--- Begin ---
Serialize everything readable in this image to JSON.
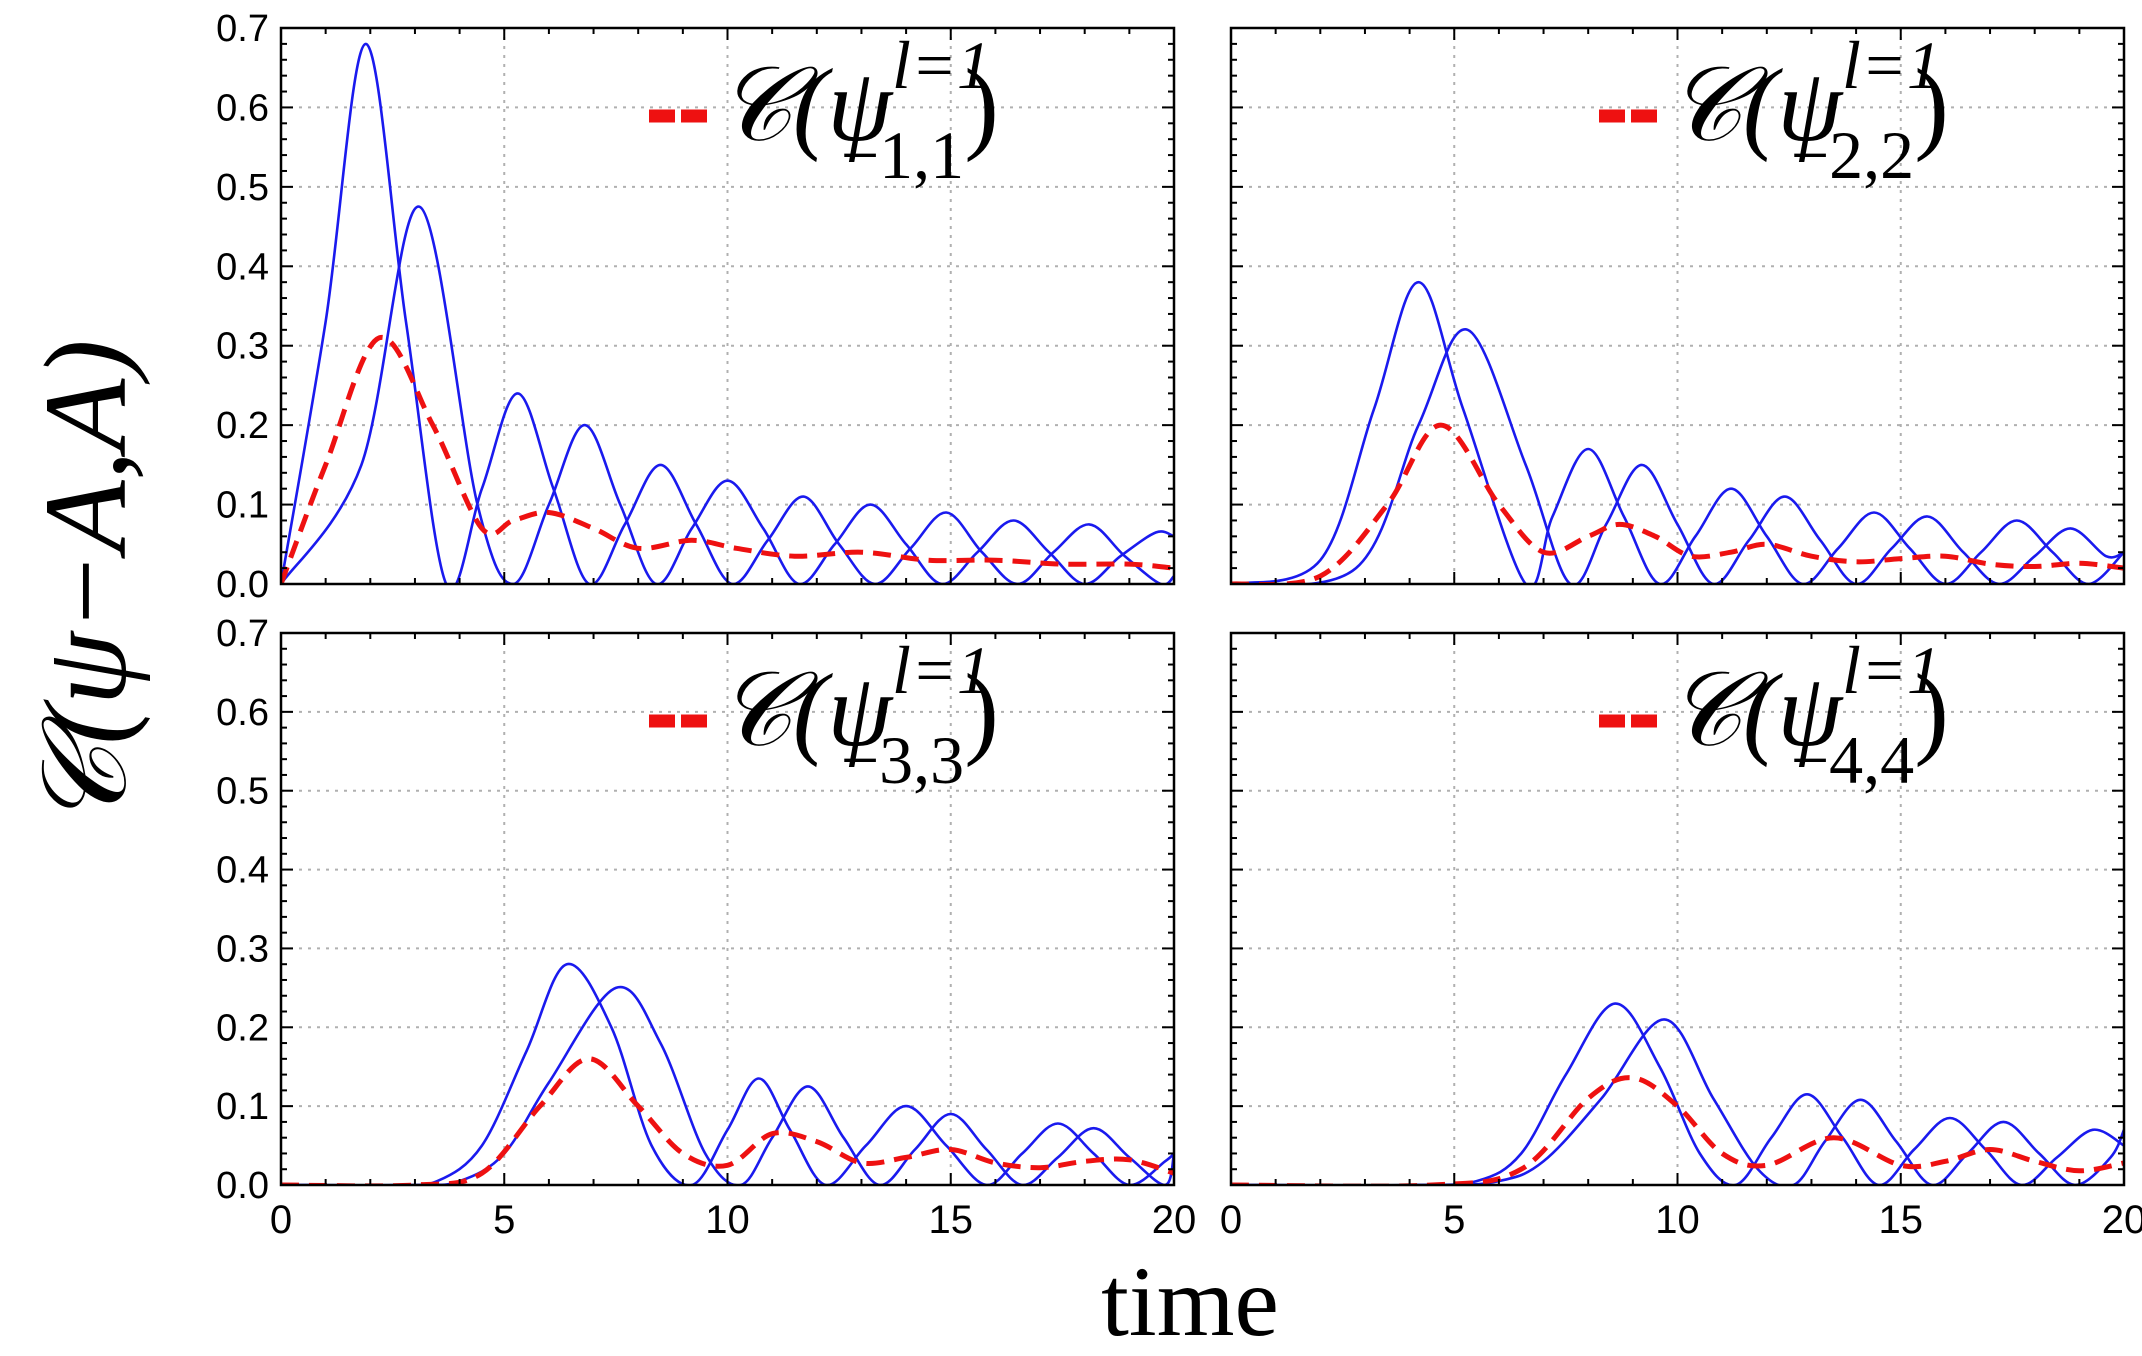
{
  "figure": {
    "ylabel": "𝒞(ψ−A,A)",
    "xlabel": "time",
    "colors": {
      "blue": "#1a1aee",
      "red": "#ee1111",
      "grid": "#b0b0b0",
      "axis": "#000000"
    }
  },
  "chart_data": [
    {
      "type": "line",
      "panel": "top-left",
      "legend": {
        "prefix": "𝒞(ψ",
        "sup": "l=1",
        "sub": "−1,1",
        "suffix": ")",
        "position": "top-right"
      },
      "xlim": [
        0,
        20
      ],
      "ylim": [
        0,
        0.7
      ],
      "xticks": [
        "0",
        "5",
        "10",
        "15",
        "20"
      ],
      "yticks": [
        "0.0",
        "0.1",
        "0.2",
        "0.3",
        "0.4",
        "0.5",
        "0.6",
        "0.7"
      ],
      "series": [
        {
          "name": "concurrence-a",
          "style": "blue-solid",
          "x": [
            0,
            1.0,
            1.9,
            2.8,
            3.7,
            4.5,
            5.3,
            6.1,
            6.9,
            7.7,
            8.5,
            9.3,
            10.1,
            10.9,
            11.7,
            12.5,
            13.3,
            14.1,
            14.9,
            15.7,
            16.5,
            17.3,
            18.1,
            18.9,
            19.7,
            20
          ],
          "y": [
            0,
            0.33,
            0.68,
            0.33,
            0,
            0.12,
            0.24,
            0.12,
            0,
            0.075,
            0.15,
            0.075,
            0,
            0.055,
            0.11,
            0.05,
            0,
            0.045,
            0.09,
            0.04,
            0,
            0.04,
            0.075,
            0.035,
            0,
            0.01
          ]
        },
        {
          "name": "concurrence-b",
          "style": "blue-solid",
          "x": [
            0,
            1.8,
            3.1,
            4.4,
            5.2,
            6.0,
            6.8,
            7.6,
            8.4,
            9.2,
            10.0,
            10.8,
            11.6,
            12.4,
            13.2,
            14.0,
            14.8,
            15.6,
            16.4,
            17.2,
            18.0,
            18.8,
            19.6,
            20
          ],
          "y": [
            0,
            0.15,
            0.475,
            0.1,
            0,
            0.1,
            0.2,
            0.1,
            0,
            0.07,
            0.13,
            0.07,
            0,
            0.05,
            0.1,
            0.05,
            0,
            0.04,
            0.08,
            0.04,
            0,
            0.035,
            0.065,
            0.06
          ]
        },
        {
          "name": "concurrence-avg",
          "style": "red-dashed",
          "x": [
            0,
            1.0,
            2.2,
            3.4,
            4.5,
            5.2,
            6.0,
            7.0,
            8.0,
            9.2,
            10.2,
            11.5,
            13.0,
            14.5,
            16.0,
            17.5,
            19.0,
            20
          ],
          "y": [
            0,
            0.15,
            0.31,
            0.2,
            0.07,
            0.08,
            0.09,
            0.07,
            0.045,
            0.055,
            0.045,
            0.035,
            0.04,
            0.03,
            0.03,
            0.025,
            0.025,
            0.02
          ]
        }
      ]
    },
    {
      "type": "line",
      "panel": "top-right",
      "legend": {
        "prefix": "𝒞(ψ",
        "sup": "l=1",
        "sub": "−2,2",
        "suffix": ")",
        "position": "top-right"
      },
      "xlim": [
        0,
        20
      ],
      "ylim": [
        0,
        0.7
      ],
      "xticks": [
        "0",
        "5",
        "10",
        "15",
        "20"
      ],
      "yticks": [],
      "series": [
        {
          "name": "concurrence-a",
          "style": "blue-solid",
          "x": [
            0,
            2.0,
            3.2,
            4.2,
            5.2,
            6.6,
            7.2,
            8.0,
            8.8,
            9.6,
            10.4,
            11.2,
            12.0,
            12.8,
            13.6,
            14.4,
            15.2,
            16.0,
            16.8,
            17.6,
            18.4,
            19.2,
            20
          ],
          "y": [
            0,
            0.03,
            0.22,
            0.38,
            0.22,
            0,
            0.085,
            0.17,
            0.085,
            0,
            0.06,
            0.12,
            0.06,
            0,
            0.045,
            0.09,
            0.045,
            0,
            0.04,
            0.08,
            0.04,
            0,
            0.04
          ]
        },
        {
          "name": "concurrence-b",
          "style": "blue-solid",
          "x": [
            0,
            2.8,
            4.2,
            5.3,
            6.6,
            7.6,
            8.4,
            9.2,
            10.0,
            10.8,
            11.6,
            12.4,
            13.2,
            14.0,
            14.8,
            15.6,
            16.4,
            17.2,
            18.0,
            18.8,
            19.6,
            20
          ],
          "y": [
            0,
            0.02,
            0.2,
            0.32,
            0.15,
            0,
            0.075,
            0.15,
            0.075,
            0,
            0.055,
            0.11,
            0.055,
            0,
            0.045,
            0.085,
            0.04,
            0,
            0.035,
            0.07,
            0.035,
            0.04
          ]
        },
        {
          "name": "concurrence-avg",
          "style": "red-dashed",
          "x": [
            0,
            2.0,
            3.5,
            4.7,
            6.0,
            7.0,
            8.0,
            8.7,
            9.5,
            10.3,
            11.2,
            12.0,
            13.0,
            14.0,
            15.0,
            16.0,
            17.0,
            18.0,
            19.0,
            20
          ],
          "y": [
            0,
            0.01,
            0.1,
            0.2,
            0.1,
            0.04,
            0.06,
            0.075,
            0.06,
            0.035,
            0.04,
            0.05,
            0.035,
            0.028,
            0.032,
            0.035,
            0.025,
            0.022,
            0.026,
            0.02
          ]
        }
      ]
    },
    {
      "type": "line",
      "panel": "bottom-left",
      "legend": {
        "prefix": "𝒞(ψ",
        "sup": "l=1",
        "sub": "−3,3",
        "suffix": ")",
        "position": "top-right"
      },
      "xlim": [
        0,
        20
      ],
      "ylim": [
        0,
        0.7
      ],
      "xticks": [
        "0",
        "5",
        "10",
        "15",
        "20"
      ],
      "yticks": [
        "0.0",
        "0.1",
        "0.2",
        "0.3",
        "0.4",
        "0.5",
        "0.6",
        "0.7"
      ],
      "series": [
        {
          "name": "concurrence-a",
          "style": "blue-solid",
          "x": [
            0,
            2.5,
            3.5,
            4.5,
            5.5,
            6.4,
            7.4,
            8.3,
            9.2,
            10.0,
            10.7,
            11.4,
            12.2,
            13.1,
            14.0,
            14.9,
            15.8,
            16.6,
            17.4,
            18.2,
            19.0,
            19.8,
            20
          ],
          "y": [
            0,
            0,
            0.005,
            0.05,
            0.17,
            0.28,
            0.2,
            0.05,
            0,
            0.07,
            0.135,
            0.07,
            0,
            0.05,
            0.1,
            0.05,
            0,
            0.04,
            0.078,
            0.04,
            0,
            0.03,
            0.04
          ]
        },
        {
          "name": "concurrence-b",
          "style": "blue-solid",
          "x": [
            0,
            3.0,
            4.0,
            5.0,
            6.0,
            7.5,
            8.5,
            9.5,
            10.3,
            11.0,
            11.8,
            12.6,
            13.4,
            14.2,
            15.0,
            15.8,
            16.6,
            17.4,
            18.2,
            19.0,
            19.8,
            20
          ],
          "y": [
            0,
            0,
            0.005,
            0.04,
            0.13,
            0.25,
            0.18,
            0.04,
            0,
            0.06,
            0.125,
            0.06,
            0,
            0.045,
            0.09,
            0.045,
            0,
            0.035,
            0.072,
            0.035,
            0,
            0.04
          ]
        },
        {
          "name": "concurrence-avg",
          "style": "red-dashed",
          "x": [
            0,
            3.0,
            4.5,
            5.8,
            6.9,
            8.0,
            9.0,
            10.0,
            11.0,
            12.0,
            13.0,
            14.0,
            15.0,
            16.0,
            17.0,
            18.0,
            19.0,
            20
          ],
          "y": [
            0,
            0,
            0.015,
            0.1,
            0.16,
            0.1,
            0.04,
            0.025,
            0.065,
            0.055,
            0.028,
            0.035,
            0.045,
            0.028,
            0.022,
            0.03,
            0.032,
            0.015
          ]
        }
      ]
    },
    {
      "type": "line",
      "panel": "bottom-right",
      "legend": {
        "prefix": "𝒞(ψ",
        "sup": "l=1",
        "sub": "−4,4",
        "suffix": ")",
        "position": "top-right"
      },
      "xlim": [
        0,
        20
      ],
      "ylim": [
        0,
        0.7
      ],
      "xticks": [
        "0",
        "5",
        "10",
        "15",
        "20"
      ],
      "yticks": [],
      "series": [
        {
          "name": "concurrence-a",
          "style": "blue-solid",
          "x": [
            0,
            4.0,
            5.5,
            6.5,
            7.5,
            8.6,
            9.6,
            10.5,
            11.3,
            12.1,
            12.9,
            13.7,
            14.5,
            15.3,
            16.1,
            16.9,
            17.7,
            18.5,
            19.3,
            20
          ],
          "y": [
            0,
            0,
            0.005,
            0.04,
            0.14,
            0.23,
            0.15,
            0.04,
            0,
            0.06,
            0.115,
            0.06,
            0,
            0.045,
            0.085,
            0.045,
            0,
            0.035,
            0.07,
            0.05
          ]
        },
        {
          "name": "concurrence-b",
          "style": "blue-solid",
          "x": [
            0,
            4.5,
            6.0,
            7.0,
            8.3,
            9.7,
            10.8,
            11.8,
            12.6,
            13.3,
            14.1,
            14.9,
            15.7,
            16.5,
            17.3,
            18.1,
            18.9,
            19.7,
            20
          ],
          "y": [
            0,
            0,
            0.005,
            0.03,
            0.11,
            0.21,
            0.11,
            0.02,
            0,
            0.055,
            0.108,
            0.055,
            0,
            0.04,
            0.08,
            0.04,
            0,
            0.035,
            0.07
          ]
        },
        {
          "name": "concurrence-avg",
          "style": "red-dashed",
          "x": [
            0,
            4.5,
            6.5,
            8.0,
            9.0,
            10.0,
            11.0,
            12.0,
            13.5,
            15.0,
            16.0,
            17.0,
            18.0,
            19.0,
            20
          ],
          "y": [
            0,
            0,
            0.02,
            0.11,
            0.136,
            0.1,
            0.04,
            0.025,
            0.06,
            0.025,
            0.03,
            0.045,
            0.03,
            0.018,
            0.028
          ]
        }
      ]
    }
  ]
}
--- End ---
▶ _Work to complete_: Copy every line of the listing that includes the string "bottom".

▶ _Solution to the exercise_:
      "panel": "bottom-left",
      "panel": "bottom-right",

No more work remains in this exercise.